[Figure record listings]
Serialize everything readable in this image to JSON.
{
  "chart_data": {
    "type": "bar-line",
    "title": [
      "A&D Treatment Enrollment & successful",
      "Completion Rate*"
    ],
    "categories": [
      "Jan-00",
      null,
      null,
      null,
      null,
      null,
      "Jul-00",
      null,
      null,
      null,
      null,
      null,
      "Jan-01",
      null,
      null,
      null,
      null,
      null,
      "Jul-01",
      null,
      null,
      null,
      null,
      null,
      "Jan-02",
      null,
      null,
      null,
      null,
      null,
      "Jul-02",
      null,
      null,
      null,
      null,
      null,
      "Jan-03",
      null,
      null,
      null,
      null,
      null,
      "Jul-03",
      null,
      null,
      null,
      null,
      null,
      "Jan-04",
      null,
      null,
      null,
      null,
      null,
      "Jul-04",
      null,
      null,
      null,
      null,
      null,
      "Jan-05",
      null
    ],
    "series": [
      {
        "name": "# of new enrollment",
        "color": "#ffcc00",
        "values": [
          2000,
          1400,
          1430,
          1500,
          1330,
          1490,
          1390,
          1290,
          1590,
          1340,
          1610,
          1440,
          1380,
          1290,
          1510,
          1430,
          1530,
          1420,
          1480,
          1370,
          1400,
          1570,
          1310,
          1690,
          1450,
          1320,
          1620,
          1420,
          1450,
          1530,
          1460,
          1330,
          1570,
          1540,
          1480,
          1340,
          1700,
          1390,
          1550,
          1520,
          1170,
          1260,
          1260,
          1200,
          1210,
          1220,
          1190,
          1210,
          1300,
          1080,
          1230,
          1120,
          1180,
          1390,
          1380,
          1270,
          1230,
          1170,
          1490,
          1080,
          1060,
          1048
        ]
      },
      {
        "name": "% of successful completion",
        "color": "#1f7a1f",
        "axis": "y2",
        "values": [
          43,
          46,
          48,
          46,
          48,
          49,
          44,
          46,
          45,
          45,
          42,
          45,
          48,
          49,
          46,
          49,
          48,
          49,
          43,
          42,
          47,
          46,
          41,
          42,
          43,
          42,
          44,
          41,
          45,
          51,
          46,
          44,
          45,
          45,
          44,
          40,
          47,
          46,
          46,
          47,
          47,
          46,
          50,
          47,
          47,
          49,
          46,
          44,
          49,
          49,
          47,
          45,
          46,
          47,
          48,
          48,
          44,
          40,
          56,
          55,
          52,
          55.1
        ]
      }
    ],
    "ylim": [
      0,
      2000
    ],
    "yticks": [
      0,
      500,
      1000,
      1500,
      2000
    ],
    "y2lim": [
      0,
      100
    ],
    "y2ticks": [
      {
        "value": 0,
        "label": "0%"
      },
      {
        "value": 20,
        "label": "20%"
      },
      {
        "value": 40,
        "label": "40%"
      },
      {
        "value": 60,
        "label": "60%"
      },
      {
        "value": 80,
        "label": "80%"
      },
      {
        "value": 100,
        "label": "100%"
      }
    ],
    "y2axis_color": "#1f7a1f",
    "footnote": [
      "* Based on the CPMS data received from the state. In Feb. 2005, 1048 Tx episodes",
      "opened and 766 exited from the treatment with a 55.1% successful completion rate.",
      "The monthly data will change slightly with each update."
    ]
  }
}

*EXERCISE TASK*: Where a line above includes "with", copy that line.

*ANSWER IN FULL*:
      "opened and 766 exited from the treatment with a 55.1% successful completion rate.",
      "The monthly data will change slightly with each update."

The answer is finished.